>>>
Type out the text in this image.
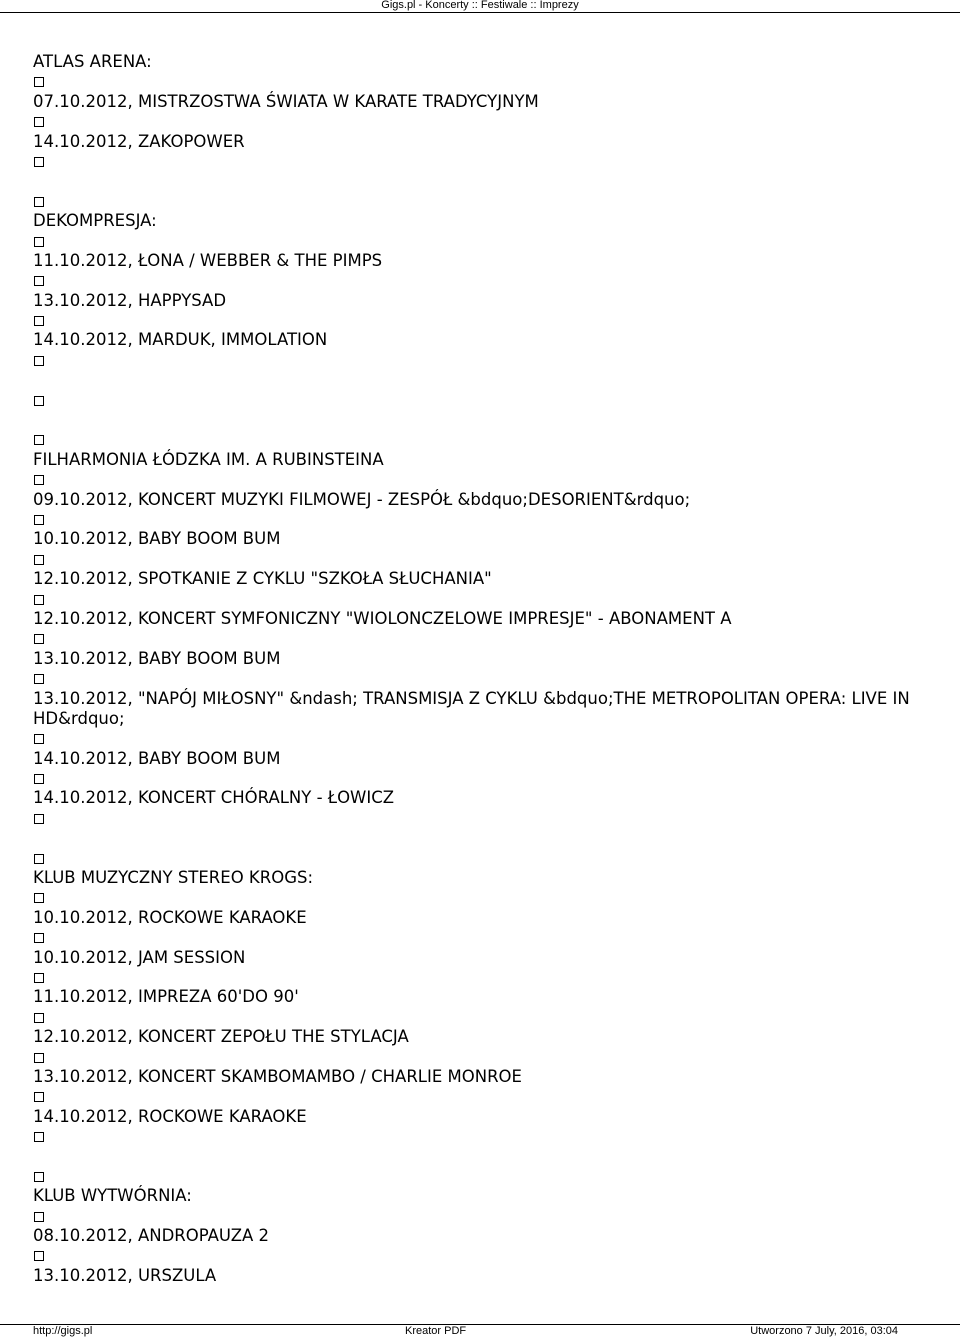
Gigs.pl - Koncerty :: Festiwale :: Imprezy
ATLAS ARENA:
07.10.2012, MISTRZOSTWA ŚWIATA W KARATE TRADYCYJNYM
14.10.2012, ZAKOPOWER
DEKOMPRESJA:
11.10.2012, ŁONA / WEBBER & THE PIMPS
13.10.2012, HAPPYSAD
14.10.2012, MARDUK, IMMOLATION
FILHARMONIA ŁÓDZKA IM. A RUBINSTEINA
09.10.2012, KONCERT MUZYKI FILMOWEJ - ZESPÓŁ &bdquo;DESORIENT&rdquo;
10.10.2012, BABY BOOM BUM
12.10.2012, SPOTKANIE Z CYKLU "SZKOŁA SŁUCHANIA"
12.10.2012, KONCERT SYMFONICZNY "WIOLONCZELOWE IMPRESJE" - ABONAMENT A
13.10.2012, BABY BOOM BUM
13.10.2012, "NAPÓJ MIŁOSNY" &ndash; TRANSMISJA Z CYKLU &bdquo;THE METROPOLITAN OPERA: LIVE IN HD&rdquo;
14.10.2012, BABY BOOM BUM
14.10.2012, KONCERT CHÓRALNY - ŁOWICZ
KLUB MUZYCZNY STEREO KROGS:
10.10.2012, ROCKOWE KARAOKE
10.10.2012, JAM SESSION
11.10.2012, IMPREZA 60'DO 90'
12.10.2012, KONCERT ZEPOŁU THE STYLACJA
13.10.2012, KONCERT SKAMBOMAMBO / CHARLIE MONROE
14.10.2012, ROCKOWE KARAOKE
KLUB WYTWÓRNIA:
08.10.2012, ANDROPAUZA 2
13.10.2012, URSZULA
http://gigs.pl	Kreator PDF	Utworzono 7 July, 2016, 03:04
<<<
_Task statement_
Exclude the pictures, and transcribe all of the material exactly.

_Solution for this task_
Type out the text in this image.
Gigs.pl - Koncerty :: Festiwale :: Imprezy
ATLAS ARENA:
07.10.2012, MISTRZOSTWA ŚWIATA W KARATE TRADYCYJNYM
14.10.2012, ZAKOPOWER
DEKOMPRESJA:
11.10.2012, ŁONA / WEBBER & THE PIMPS
13.10.2012, HAPPYSAD
14.10.2012, MARDUK, IMMOLATION
FILHARMONIA ŁÓDZKA IM. A RUBINSTEINA
09.10.2012, KONCERT MUZYKI FILMOWEJ - ZESPÓŁ &bdquo;DESORIENT&rdquo;
10.10.2012, BABY BOOM BUM
12.10.2012, SPOTKANIE Z CYKLU "SZKOŁA SŁUCHANIA"
12.10.2012, KONCERT SYMFONICZNY "WIOLONCZELOWE IMPRESJE" - ABONAMENT A
13.10.2012, BABY BOOM BUM
13.10.2012, "NAPÓJ MIŁOSNY" &ndash; TRANSMISJA Z CYKLU &bdquo;THE METROPOLITAN OPERA: LIVE IN HD&rdquo;
14.10.2012, BABY BOOM BUM
14.10.2012, KONCERT CHÓRALNY - ŁOWICZ
KLUB MUZYCZNY STEREO KROGS:
10.10.2012, ROCKOWE KARAOKE
10.10.2012, JAM SESSION
11.10.2012, IMPREZA 60'DO 90'
12.10.2012, KONCERT ZEPOŁU THE STYLACJA
13.10.2012, KONCERT SKAMBOMAMBO / CHARLIE MONROE
14.10.2012, ROCKOWE KARAOKE
KLUB WYTWÓRNIA:
08.10.2012, ANDROPAUZA 2
13.10.2012, URSZULA
http://gigs.pl	Kreator PDF	Utworzono 7 July, 2016, 03:04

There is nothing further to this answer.